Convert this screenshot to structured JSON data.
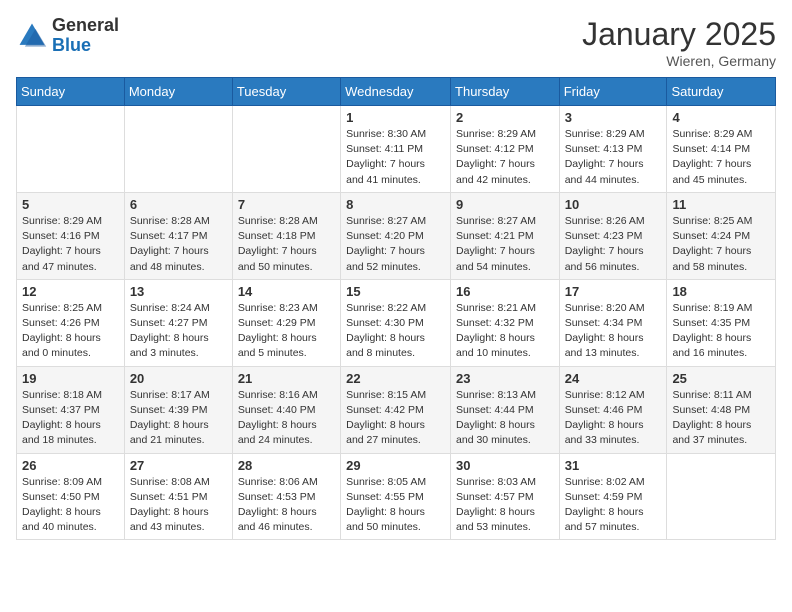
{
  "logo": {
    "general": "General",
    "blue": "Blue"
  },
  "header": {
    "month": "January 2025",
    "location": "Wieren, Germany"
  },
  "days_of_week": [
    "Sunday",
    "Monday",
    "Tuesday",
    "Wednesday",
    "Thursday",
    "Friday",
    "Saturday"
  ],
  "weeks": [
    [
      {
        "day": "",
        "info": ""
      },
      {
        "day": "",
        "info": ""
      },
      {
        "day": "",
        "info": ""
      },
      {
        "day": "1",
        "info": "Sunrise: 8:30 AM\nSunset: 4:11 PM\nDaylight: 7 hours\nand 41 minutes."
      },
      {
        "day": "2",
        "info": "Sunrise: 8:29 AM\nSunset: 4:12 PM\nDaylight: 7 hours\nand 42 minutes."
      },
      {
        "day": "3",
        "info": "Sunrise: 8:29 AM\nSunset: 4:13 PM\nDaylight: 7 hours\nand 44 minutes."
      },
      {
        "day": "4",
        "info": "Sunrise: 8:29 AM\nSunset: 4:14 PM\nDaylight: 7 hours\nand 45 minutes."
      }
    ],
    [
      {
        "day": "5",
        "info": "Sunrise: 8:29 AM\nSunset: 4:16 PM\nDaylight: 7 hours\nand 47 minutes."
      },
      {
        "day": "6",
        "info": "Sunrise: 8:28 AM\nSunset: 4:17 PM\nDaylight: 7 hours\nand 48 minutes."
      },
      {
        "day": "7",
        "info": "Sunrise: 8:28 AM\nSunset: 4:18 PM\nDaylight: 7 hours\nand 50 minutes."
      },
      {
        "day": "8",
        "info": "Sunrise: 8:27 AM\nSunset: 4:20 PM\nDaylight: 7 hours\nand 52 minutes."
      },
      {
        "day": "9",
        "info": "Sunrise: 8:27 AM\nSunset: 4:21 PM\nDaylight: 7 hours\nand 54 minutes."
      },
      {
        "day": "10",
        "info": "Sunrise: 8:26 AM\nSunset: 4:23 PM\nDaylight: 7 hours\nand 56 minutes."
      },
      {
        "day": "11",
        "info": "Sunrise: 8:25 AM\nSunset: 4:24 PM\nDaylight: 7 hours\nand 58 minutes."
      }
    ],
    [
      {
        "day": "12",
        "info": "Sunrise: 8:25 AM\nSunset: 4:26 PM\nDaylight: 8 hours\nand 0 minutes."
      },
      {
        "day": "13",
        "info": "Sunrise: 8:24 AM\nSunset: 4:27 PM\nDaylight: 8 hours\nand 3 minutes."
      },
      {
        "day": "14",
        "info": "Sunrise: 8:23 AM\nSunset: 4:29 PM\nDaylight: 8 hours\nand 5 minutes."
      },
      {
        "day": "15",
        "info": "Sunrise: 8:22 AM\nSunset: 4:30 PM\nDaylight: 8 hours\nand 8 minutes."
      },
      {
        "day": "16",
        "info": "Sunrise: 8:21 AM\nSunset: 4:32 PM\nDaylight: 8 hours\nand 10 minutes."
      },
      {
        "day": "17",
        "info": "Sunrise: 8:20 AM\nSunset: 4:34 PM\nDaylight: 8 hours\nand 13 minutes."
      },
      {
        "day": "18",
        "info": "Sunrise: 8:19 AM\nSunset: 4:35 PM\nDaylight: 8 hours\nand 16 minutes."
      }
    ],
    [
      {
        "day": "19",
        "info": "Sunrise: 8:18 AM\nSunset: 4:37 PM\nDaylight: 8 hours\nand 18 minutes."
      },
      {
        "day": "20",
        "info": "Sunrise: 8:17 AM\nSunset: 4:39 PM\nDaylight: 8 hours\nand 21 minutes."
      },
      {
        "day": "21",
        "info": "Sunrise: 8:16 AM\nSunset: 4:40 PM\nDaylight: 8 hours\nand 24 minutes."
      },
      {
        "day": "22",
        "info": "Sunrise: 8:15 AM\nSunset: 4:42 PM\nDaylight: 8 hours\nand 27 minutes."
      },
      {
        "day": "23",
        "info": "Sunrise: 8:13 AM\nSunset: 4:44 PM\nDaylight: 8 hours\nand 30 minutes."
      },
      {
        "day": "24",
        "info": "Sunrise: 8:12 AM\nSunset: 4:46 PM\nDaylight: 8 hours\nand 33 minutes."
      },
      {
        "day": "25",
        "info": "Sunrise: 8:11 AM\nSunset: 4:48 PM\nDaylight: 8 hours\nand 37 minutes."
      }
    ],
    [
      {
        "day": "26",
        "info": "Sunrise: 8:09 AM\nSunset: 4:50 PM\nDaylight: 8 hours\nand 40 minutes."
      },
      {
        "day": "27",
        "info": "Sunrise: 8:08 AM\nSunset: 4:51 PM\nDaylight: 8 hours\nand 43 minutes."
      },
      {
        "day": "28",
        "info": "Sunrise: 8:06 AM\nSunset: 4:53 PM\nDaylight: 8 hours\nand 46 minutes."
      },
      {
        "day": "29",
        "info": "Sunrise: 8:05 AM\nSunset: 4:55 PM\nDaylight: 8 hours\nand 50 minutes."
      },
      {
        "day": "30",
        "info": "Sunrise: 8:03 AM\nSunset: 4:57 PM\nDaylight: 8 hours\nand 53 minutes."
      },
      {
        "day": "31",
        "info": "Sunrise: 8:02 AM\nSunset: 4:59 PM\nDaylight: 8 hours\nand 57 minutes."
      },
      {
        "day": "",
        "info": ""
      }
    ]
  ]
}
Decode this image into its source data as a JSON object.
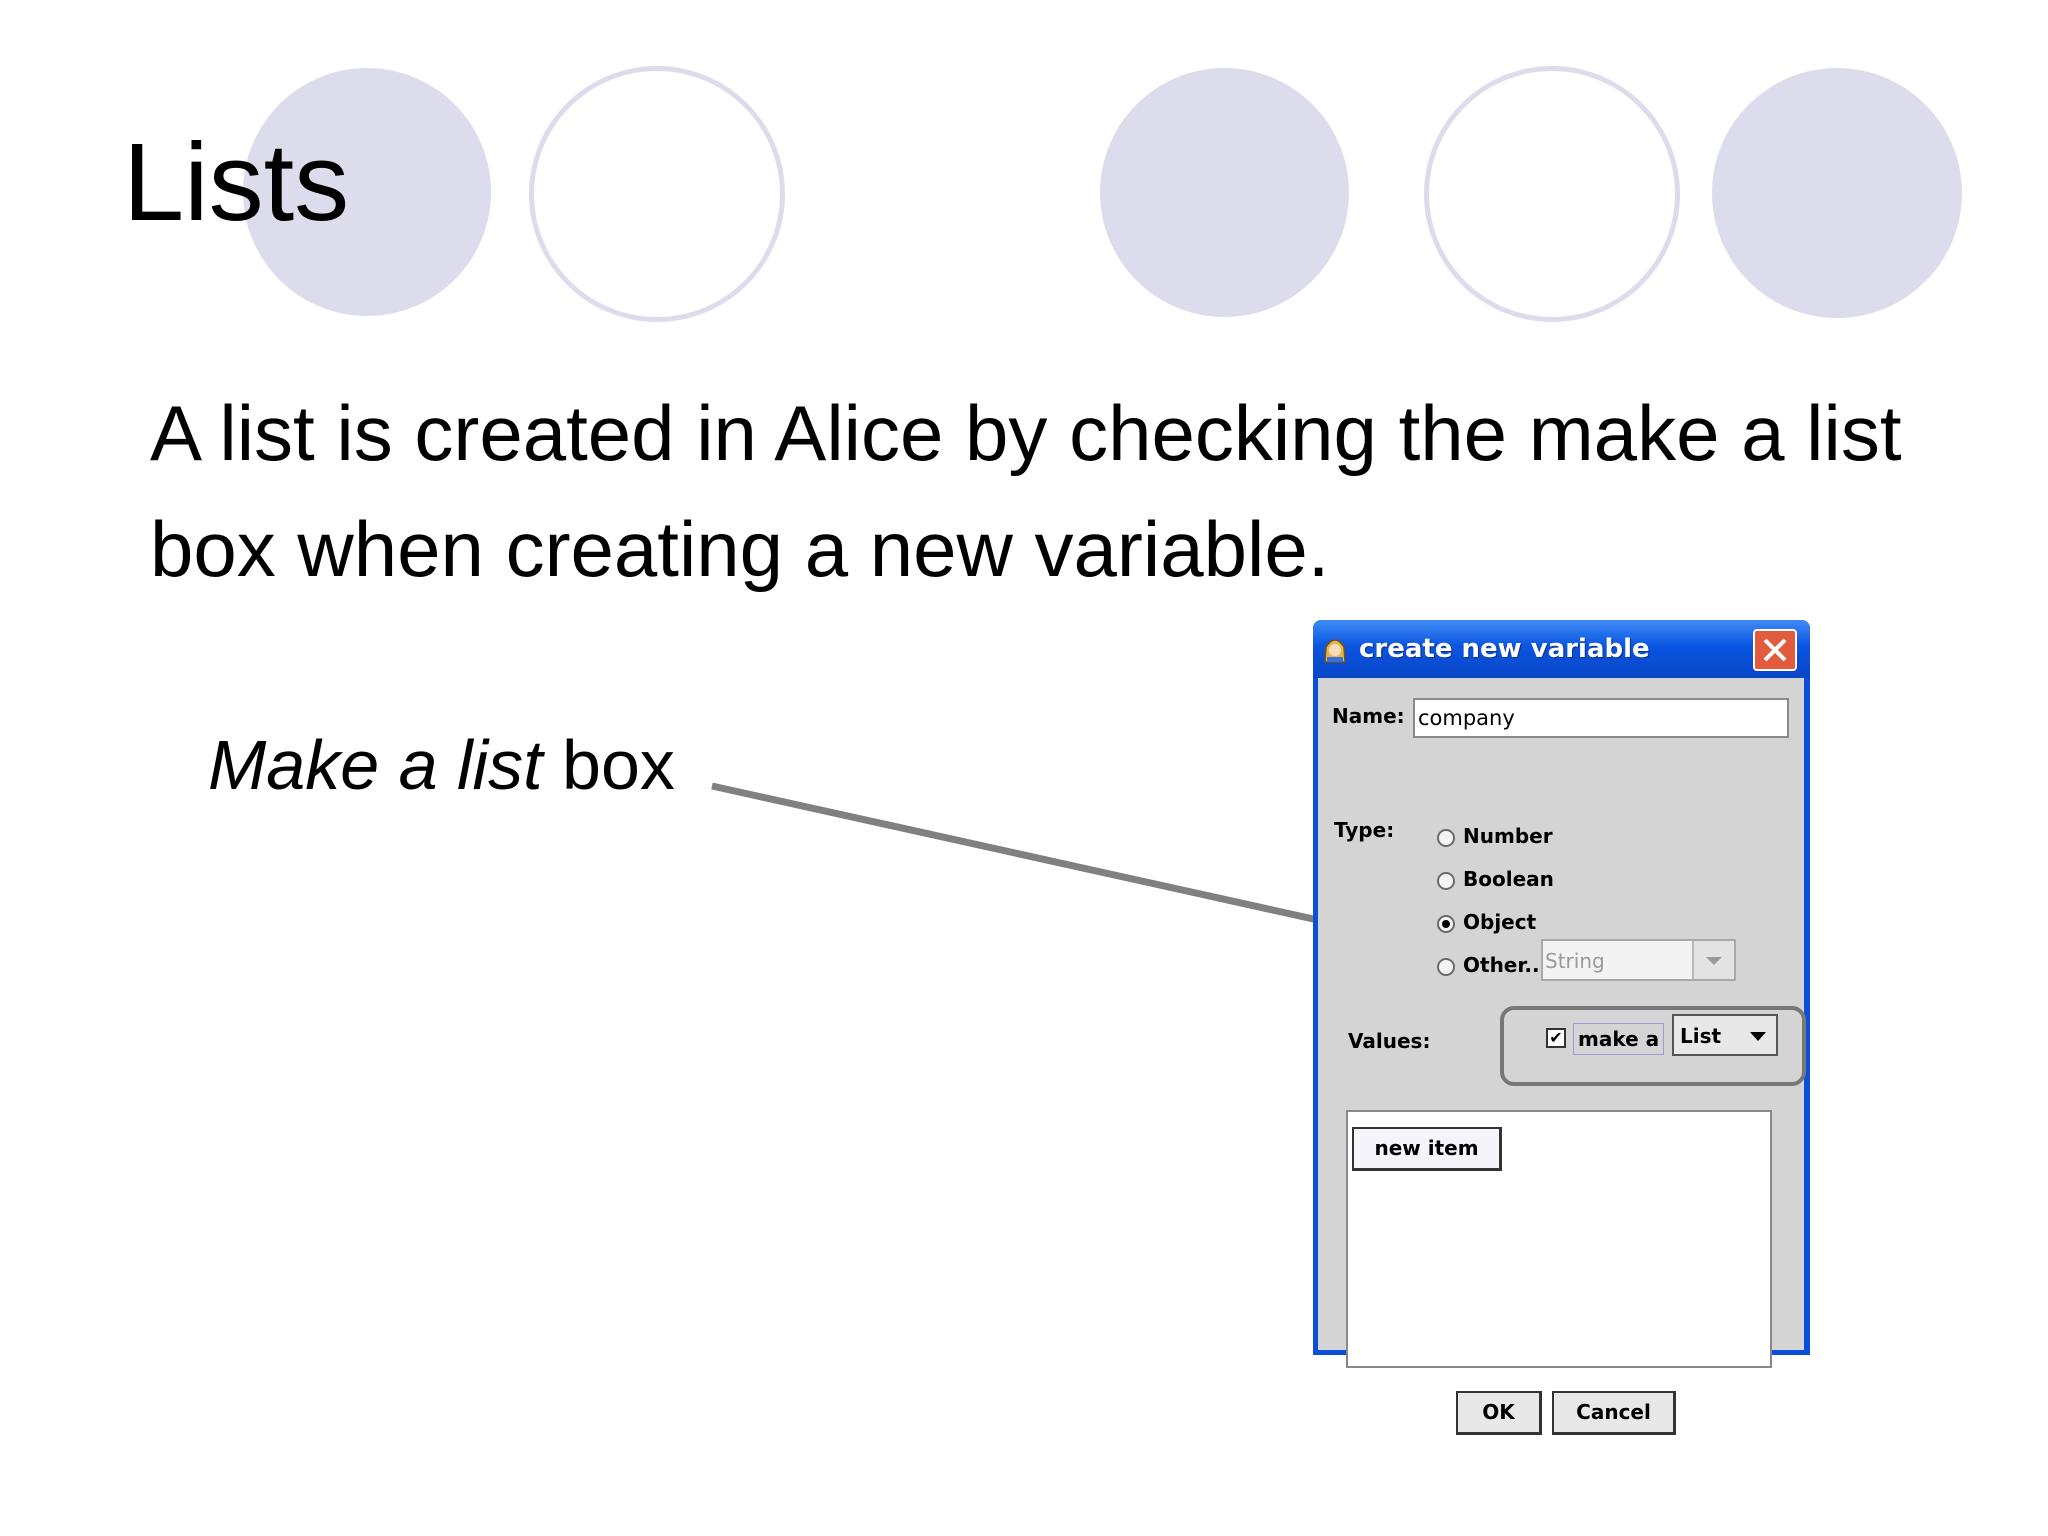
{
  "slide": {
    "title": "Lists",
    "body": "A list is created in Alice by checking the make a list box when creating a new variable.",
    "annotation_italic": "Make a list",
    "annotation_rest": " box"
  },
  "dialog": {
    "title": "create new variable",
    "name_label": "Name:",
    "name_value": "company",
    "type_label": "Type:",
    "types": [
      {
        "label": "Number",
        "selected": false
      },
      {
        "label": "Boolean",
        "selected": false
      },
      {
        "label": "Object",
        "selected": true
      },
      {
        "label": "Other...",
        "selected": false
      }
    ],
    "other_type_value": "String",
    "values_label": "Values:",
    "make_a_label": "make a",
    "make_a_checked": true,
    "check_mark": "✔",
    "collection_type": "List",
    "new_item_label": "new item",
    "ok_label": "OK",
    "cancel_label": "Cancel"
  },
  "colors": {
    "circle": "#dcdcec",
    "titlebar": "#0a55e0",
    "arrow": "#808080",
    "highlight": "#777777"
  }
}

■ **Task directions**:
Output exactly the lines from the one containing "Decode this image" through the last line of the records above, both included, and leave out the pictures.

■ **Correct response**:
Decode this image into its source data as a JSON object.
{
  "slide": {
    "title": "Lists",
    "body": "A list is created in Alice by checking the make a list box when creating a new variable.",
    "annotation_italic": "Make a list",
    "annotation_rest": " box"
  },
  "dialog": {
    "title": "create new variable",
    "name_label": "Name:",
    "name_value": "company",
    "type_label": "Type:",
    "types": [
      {
        "label": "Number",
        "selected": false
      },
      {
        "label": "Boolean",
        "selected": false
      },
      {
        "label": "Object",
        "selected": true
      },
      {
        "label": "Other...",
        "selected": false
      }
    ],
    "other_type_value": "String",
    "values_label": "Values:",
    "make_a_label": "make a",
    "make_a_checked": true,
    "check_mark": "✔",
    "collection_type": "List",
    "new_item_label": "new item",
    "ok_label": "OK",
    "cancel_label": "Cancel"
  },
  "colors": {
    "circle": "#dcdcec",
    "titlebar": "#0a55e0",
    "arrow": "#808080",
    "highlight": "#777777"
  }
}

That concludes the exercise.